Task prompt: Quote the records that follow in full and exactly; leave out the pictures.

Records provided:
.....

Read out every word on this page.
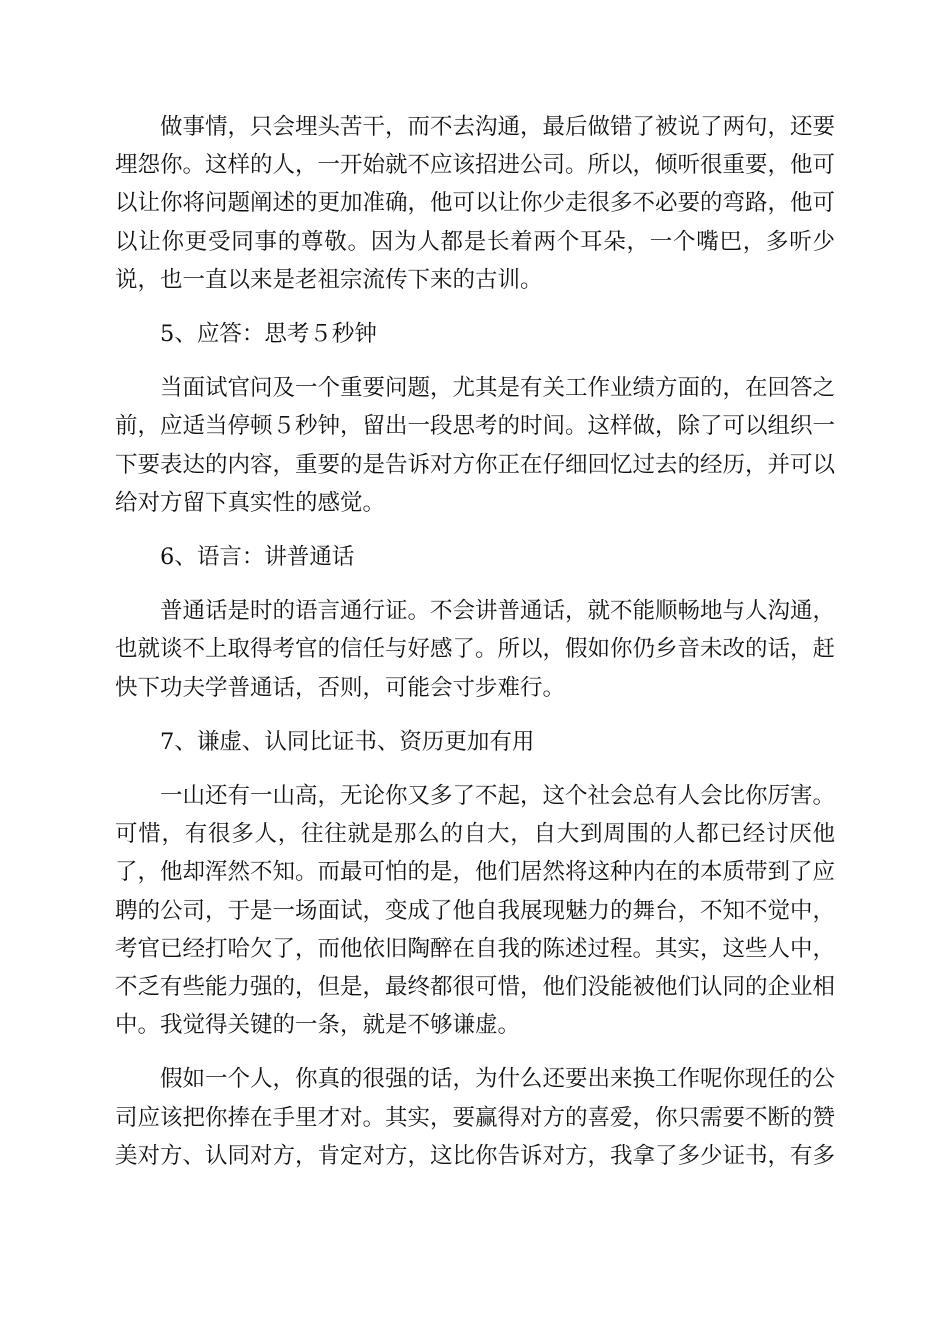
做事情，只会埋头苦干，而不去沟通，最后做错了被说了两句，还要埋怨你。这样的人，一开始就不应该招进公司。所以，倾听很重要，他可以让你将问题阐述的更加准确，他可以让你少走很多不必要的弯路，他可以让你更受同事的尊敬。因为人都是长着两个耳朵，一个嘴巴，多听少说，也一直以来是老祖宗流传下来的古训。

5、应答：思考５秒钟

当面试官问及一个重要问题，尤其是有关工作业绩方面的，在回答之前，应适当停顿５秒钟，留出一段思考的时间。这样做，除了可以组织一下要表达的内容，重要的是告诉对方你正在仔细回忆过去的经历，并可以给对方留下真实性的感觉。

6、语言：讲普通话

普通话是时的语言通行证。不会讲普通话，就不能顺畅地与人沟通，也就谈不上取得考官的信任与好感了。所以，假如你仍乡音未改的话，赶快下功夫学普通话，否则，可能会寸步难行。

7、谦虚、认同比证书、资历更加有用

一山还有一山高，无论你又多了不起，这个社会总有人会比你厉害。可惜，有很多人，往往就是那么的自大，自大到周围的人都已经讨厌他了，他却浑然不知。而最可怕的是，他们居然将这种内在的本质带到了应聘的公司，于是一场面试，变成了他自我展现魅力的舞台，不知不觉中，考官已经打哈欠了，而他依旧陶醉在自我的陈述过程。其实，这些人中，不乏有些能力强的，但是，最终都很可惜，他们没能被他们认同的企业相中。我觉得关键的一条，就是不够谦虚。

假如一个人，你真的很强的话，为什么还要出来换工作呢你现任的公司应该把你捧在手里才对。其实，要赢得对方的喜爱，你只需要不断的赞美对方、认同对方，肯定对方，这比你告诉对方，我拿了多少证书，有多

.....

Expected answer:
Read out every word on this page.
做事情，只会埋头苦干，而不去沟通，最后做错了被说了两句，还要埋怨你。这样的人，一开始就不应该招进公司。所以，倾听很重要，他可以让你将问题阐述的更加准确，他可以让你少走很多不必要的弯路，他可以让你更受同事的尊敬。因为人都是长着两个耳朵，一个嘴巴，多听少说，也一直以来是老祖宗流传下来的古训。

5、应答：思考５秒钟

当面试官问及一个重要问题，尤其是有关工作业绩方面的，在回答之前，应适当停顿５秒钟，留出一段思考的时间。这样做，除了可以组织一下要表达的内容，重要的是告诉对方你正在仔细回忆过去的经历，并可以给对方留下真实性的感觉。

6、语言：讲普通话

普通话是时的语言通行证。不会讲普通话，就不能顺畅地与人沟通，也就谈不上取得考官的信任与好感了。所以，假如你仍乡音未改的话，赶快下功夫学普通话，否则，可能会寸步难行。

7、谦虚、认同比证书、资历更加有用

一山还有一山高，无论你又多了不起，这个社会总有人会比你厉害。可惜，有很多人，往往就是那么的自大，自大到周围的人都已经讨厌他了，他却浑然不知。而最可怕的是，他们居然将这种内在的本质带到了应聘的公司，于是一场面试，变成了他自我展现魅力的舞台，不知不觉中，考官已经打哈欠了，而他依旧陶醉在自我的陈述过程。其实，这些人中，不乏有些能力强的，但是，最终都很可惜，他们没能被他们认同的企业相中。我觉得关键的一条，就是不够谦虚。

假如一个人，你真的很强的话，为什么还要出来换工作呢你现任的公司应该把你捧在手里才对。其实，要赢得对方的喜爱，你只需要不断的赞美对方、认同对方，肯定对方，这比你告诉对方，我拿了多少证书，有多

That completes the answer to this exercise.